**Problem statement**. Set out each line from the following listing that includes the word "title".
= = =
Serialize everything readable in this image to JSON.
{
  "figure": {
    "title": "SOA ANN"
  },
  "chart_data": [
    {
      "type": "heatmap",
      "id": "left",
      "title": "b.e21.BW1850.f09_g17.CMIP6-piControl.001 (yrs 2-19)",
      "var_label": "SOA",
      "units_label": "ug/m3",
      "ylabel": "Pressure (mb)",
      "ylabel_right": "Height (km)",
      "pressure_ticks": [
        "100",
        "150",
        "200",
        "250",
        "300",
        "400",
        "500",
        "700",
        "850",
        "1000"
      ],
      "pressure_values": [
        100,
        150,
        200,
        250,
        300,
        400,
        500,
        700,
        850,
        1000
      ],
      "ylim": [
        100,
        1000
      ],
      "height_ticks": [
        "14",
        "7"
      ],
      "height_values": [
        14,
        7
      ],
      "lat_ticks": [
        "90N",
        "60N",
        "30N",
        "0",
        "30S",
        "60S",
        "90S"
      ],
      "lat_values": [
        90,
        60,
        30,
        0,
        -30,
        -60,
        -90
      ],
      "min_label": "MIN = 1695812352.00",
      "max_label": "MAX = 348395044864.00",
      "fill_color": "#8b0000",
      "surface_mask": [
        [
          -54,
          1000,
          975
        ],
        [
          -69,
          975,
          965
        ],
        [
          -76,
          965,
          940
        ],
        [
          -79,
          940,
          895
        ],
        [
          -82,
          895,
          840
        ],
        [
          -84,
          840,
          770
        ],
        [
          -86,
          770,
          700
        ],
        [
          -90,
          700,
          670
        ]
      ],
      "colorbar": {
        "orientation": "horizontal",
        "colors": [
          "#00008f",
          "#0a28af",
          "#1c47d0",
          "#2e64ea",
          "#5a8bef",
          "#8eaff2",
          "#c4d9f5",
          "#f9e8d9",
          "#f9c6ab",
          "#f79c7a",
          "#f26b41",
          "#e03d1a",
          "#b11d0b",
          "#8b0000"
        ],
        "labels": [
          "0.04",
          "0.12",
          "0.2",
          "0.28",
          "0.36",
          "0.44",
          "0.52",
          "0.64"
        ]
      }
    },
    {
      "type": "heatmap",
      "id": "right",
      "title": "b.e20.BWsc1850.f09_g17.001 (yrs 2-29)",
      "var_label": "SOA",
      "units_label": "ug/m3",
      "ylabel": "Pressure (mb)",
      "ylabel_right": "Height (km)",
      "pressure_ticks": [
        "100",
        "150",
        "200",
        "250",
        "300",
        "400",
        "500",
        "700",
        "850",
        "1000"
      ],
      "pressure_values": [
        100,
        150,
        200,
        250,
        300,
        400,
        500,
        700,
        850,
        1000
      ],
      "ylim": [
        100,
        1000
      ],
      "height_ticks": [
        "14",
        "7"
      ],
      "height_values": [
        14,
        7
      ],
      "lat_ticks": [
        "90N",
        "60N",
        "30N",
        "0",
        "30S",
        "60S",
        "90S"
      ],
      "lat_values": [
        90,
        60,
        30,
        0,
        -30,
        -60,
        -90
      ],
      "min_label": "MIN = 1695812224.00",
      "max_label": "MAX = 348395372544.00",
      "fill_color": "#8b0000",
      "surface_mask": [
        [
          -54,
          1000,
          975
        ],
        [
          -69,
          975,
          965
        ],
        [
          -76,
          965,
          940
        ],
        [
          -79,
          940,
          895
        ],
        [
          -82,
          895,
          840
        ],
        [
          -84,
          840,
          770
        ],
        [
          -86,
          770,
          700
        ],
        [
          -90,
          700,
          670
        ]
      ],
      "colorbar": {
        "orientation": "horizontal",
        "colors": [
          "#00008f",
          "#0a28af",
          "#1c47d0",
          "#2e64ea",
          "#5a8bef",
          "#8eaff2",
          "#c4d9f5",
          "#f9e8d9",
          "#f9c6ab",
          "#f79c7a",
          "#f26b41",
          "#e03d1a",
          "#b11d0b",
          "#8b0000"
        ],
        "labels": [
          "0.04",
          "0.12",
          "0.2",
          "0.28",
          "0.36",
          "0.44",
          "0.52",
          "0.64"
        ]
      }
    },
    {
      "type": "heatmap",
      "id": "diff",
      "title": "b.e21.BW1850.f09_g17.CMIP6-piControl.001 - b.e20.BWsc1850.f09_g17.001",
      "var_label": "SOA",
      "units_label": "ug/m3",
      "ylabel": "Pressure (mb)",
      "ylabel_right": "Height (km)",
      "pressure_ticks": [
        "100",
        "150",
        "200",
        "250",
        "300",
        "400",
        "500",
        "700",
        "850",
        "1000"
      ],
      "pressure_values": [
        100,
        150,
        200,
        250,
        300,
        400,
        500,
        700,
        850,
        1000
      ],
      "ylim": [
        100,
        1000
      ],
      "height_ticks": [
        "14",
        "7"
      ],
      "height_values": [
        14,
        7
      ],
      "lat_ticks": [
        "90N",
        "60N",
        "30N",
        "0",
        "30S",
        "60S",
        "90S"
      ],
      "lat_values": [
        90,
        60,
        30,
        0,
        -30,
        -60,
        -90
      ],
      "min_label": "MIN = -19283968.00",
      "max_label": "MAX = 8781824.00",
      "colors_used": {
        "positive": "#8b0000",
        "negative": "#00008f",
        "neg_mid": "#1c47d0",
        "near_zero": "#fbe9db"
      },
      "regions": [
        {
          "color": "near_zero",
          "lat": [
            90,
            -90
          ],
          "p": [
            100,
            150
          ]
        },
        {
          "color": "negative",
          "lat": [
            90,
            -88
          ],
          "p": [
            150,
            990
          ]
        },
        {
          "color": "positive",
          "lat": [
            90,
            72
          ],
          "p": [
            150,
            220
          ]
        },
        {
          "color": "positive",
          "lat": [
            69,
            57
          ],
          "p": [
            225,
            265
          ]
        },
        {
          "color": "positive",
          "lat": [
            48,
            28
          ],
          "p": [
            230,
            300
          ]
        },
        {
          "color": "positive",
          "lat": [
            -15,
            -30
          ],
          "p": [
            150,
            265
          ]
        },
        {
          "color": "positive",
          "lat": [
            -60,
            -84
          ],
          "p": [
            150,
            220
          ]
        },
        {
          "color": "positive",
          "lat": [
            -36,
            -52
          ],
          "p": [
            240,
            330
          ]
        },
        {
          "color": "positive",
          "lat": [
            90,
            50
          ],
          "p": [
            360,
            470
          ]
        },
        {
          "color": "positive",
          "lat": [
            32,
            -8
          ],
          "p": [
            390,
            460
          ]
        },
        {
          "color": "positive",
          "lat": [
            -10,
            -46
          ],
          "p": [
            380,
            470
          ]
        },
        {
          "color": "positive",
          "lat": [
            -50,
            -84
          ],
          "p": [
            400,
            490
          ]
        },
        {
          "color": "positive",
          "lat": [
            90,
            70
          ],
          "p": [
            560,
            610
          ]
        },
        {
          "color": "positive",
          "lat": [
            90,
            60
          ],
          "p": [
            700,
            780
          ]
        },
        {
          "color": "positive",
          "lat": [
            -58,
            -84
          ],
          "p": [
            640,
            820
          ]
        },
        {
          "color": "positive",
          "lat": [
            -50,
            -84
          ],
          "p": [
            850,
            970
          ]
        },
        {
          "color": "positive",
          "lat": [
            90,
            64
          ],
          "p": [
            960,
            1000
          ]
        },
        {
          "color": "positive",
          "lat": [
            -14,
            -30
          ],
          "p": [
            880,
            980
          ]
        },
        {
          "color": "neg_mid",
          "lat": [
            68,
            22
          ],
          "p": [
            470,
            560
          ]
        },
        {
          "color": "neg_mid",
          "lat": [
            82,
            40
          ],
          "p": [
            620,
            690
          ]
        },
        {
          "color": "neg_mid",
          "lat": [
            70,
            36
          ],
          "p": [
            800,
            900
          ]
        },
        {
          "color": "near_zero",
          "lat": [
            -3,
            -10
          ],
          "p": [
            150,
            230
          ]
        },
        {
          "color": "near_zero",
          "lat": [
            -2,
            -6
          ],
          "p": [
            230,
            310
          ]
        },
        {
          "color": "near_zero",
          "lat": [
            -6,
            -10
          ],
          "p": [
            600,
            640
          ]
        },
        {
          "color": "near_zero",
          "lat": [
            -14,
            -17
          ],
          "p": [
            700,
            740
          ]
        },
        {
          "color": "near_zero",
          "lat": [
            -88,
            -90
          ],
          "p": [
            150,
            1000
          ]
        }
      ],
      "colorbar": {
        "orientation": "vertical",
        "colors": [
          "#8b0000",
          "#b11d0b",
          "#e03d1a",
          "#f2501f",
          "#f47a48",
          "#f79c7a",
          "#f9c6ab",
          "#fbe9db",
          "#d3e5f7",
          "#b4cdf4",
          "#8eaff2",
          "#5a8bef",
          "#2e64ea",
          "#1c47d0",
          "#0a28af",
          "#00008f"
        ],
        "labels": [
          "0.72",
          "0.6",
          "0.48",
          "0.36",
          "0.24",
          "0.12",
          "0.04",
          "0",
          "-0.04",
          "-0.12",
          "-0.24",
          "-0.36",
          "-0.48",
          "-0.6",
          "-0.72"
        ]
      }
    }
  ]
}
= = =
**Written solution**.
    "title": "SOA ANN"
      "title": "b.e21.BW1850.f09_g17.CMIP6-piControl.001 (yrs 2-19)",
      "title": "b.e20.BWsc1850.f09_g17.001 (yrs 2-29)",
      "title": "b.e21.BW1850.f09_g17.CMIP6-piControl.001 - b.e20.BWsc1850.f09_g17.001",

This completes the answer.